Dataset entries
============================================================

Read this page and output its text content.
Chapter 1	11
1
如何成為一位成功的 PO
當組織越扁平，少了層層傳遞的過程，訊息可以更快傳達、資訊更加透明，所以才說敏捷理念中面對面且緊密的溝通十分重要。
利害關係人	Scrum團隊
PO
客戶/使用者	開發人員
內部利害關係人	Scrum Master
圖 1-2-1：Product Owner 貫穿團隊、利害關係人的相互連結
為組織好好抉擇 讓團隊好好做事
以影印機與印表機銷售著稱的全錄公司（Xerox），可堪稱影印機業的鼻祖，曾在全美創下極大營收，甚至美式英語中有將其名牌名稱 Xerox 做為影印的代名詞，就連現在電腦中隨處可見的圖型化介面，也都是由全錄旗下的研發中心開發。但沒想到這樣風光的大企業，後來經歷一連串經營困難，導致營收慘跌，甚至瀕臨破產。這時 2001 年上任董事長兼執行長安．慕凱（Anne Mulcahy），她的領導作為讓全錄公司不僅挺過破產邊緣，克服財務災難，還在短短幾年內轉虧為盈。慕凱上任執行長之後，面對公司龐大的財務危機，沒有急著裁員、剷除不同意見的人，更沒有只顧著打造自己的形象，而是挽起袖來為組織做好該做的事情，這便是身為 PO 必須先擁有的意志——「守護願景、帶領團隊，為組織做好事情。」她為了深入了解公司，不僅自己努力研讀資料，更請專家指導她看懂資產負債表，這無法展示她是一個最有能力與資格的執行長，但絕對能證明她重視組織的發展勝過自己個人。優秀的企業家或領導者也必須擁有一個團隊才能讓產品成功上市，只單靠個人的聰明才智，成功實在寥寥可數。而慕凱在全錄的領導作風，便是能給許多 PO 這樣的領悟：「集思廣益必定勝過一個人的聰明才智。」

============================================================

_What is required:_
Extract the complete listing verbatim.

_Output:_
Read this page and output its text content.
Chapter 1	11
1
如何成為一位成功的 PO
當組織越扁平，少了層層傳遞的過程，訊息可以更快傳達、資訊更加透明，所以才說敏捷理念中面對面且緊密的溝通十分重要。
利害關係人	Scrum團隊
PO
客戶/使用者	開發人員
內部利害關係人	Scrum Master
圖 1-2-1：Product Owner 貫穿團隊、利害關係人的相互連結
為組織好好抉擇 讓團隊好好做事
以影印機與印表機銷售著稱的全錄公司（Xerox），可堪稱影印機業的鼻祖，曾在全美創下極大營收，甚至美式英語中有將其名牌名稱 Xerox 做為影印的代名詞，就連現在電腦中隨處可見的圖型化介面，也都是由全錄旗下的研發中心開發。但沒想到這樣風光的大企業，後來經歷一連串經營困難，導致營收慘跌，甚至瀕臨破產。這時 2001 年上任董事長兼執行長安．慕凱（Anne Mulcahy），她的領導作為讓全錄公司不僅挺過破產邊緣，克服財務災難，還在短短幾年內轉虧為盈。慕凱上任執行長之後，面對公司龐大的財務危機，沒有急著裁員、剷除不同意見的人，更沒有只顧著打造自己的形象，而是挽起袖來為組織做好該做的事情，這便是身為 PO 必須先擁有的意志——「守護願景、帶領團隊，為組織做好事情。」她為了深入了解公司，不僅自己努力研讀資料，更請專家指導她看懂資產負債表，這無法展示她是一個最有能力與資格的執行長，但絕對能證明她重視組織的發展勝過自己個人。優秀的企業家或領導者也必須擁有一個團隊才能讓產品成功上市，只單靠個人的聰明才智，成功實在寥寥可數。而慕凱在全錄的領導作風，便是能給許多 PO 這樣的領悟：「集思廣益必定勝過一個人的聰明才智。」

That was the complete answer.